To be done
Set down, exactly as written, the lines from the line holding "Extract all readable text from this page." to the end of the data, inclusive, skipping any pictures.

Raw records
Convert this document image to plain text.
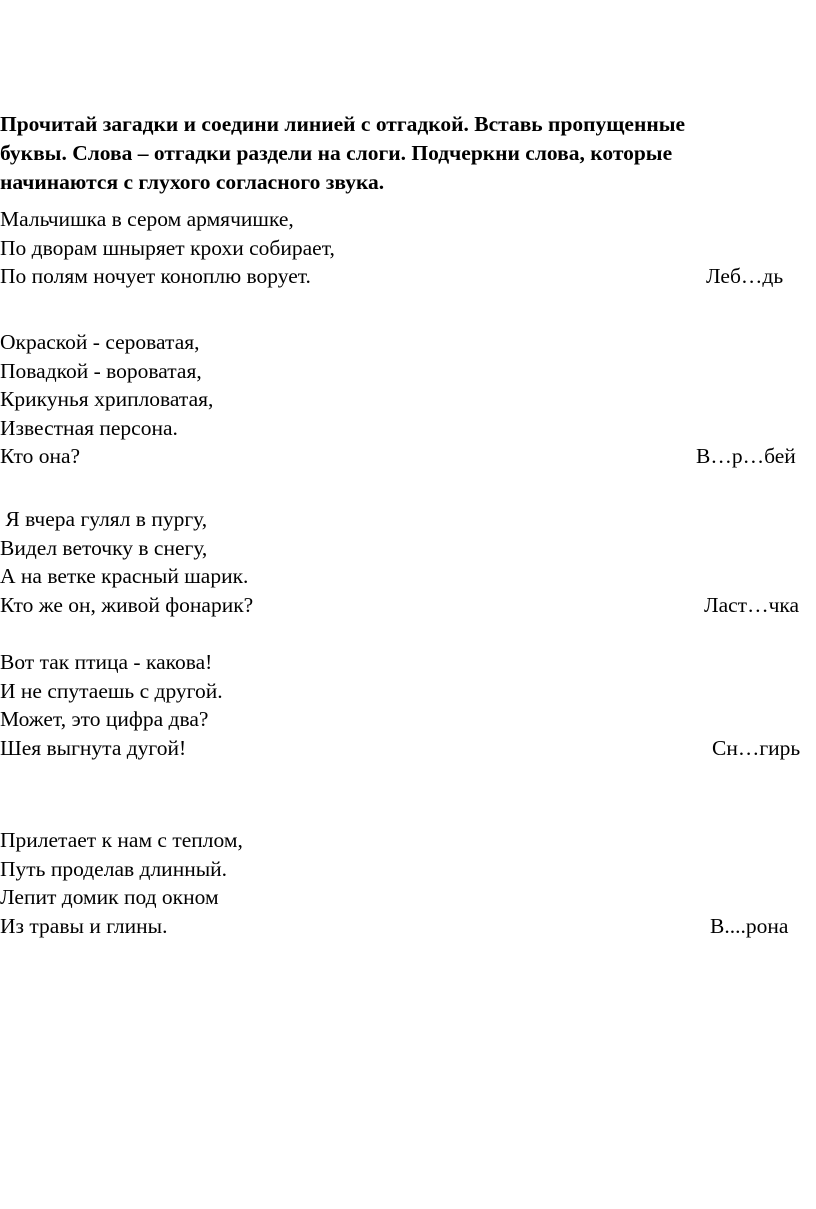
Прочитай загадки и соедини линией с отгадкой. Вставь пропущенные
буквы. Слова – отгадки раздели на слоги. Подчеркни слова, которые
начинаются с глухого согласного звука.
Мальчишка в сером армячишке,
По дворам шныряет крохи собирает,
По полям ночует коноплю ворует.	Леб…дь
Окраской - сероватая,
Повадкой - вороватая,
Крикунья хрипловатая,
Известная персона.
Кто она?	В…р…бей
Я вчера гулял в пургу,
Видел веточку в снегу,
А на ветке красный шарик.
Кто же он, живой фонарик?	Ласт…чка
Вот так птица - какова!
И не спутаешь с другой.
Может, это цифра два?
Шея выгнута дугой!	Сн…гирь
Прилетает к нам с теплом,
Путь проделав длинный.
Лепит домик под окном
Из травы и глины.	В....рона
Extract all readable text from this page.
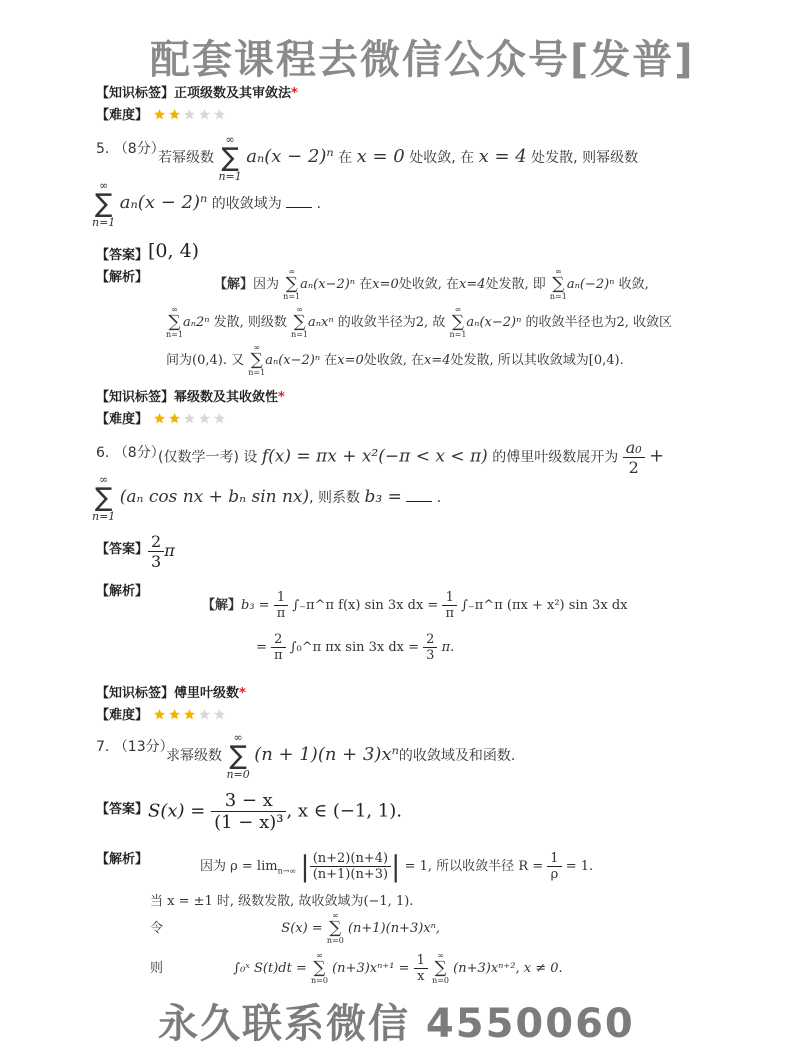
配套课程去微信公众号[发普]
【知识标签】正项级数及其审敛法*
【难度】
5. （8分）
若幂级数
∞
∑
n=1
aₙ(x − 2)ⁿ 在 x = 0 处收敛, 在 x = 4 处发散, 则幂级数
∞
∑
n=1
aₙ(x − 2)ⁿ 的收敛域为  .
【答案】 [0, 4)
【解析】	【解】因为
∞
∑
n=1
aₙ(x−2)ⁿ 在x=0处收敛, 在x=4处发散, 即
∞
∑
n=1
aₙ(−2)ⁿ 收敛,
∞
∑
n=1
aₙ2ⁿ 发散, 则级数
∞
∑
n=1
aₙxⁿ 的收敛半径为2, 故
∞
∑
n=1
aₙ(x−2)ⁿ 的收敛半径也为2, 收敛区
间为(0,4). 又
∞
∑
n=1
aₙ(x−2)ⁿ 在x=0处收敛, 在x=4处发散, 所以其收敛域为[0,4).
【知识标签】幂级数及其收敛性*
【难度】
6. （8分）
(仅数学一考) 设 f(x) = πx + x²(−π < x < π) 的傅里叶级数展开为 $\frac{\text{a₀}}{2}$ +
∞
∑
n=1
(aₙ cos nx + bₙ sin nx), 则系数 b₃ =  .
【答案】 $\frac{2}{3}$ π
【解析】
【解】$b_3 = \frac{1}{\pi}$ ∫₋π^π f(x) sin 3x dx = $\frac{1}{\pi}$ ∫₋π^π (πx + x²) sin 3x dx
= $\frac{2}{\pi}$ ∫₀^π πx sin 3x dx = $\frac{2}{3} \pi$.
【知识标签】傅里叶级数*
【难度】
7. （13分）
求幂级数
∞
∑
n=0
(n + 1)(n + 3)xⁿ的收敛域及和函数.
【答案】 $S(x) = \frac{3 - x}{\text{(1 − x)³}}$ , x ∈ (−1, 1).
【解析】	因为 $\rho = \lim_{n\to\infty}$ | $\frac{(n+2)(n+4)}{(n+1)(n+3)}$ | = 1, 所以收敛半径 $R = \frac{1}{\rho} = 1$.
当 x = ±1 时, 级数发散, 故收敛域为(−1, 1).
令	S(x) =
∞
∑
n=0
(n+1)(n+3)xⁿ,
则	∫₀ˣ S(t)dt =
∞
∑
n=0
$(n+3)x^{n+1} = \frac{1}{x}$
	∞
∑
n=0
(n+3)xⁿ⁺², x ≠ 0.
永久联系微信 4550060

Exercise response
Extract all readable text from this page.
配套课程去微信公众号[发普]
【知识标签】正项级数及其审敛法*
【难度】
5. （8分）
若幂级数
∞
∑
n=1
aₙ(x − 2)ⁿ 在 x = 0 处收敛, 在 x = 4 处发散, 则幂级数
∞
∑
n=1
aₙ(x − 2)ⁿ 的收敛域为  .
【答案】 [0, 4)
【解析】	【解】因为
∞
∑
n=1
aₙ(x−2)ⁿ 在x=0处收敛, 在x=4处发散, 即
∞
∑
n=1
aₙ(−2)ⁿ 收敛,
∞
∑
n=1
aₙ2ⁿ 发散, 则级数
∞
∑
n=1
aₙxⁿ 的收敛半径为2, 故
∞
∑
n=1
aₙ(x−2)ⁿ 的收敛半径也为2, 收敛区
间为(0,4). 又
∞
∑
n=1
aₙ(x−2)ⁿ 在x=0处收敛, 在x=4处发散, 所以其收敛域为[0,4).
【知识标签】幂级数及其收敛性*
【难度】
6. （8分）
(仅数学一考) 设 f(x) = πx + x²(−π < x < π) 的傅里叶级数展开为 $\frac{\text{a₀}}{2}$ +
∞
∑
n=1
(aₙ cos nx + bₙ sin nx), 则系数 b₃ =  .
【答案】 $\frac{2}{3}$ π
【解析】
【解】$b_3 = \frac{1}{\pi}$ ∫₋π^π f(x) sin 3x dx = $\frac{1}{\pi}$ ∫₋π^π (πx + x²) sin 3x dx
= $\frac{2}{\pi}$ ∫₀^π πx sin 3x dx = $\frac{2}{3} \pi$.
【知识标签】傅里叶级数*
【难度】
7. （13分）
求幂级数
∞
∑
n=0
(n + 1)(n + 3)xⁿ的收敛域及和函数.
【答案】 $S(x) = \frac{3 - x}{\text{(1 − x)³}}$ , x ∈ (−1, 1).
【解析】	因为 $\rho = \lim_{n\to\infty}$ | $\frac{(n+2)(n+4)}{(n+1)(n+3)}$ | = 1, 所以收敛半径 $R = \frac{1}{\rho} = 1$.
当 x = ±1 时, 级数发散, 故收敛域为(−1, 1).
令	S(x) =
∞
∑
n=0
(n+1)(n+3)xⁿ,
则	∫₀ˣ S(t)dt =
∞
∑
n=0
$(n+3)x^{n+1} = \frac{1}{x}$
	∞
∑
n=0
(n+3)xⁿ⁺², x ≠ 0.
永久联系微信 4550060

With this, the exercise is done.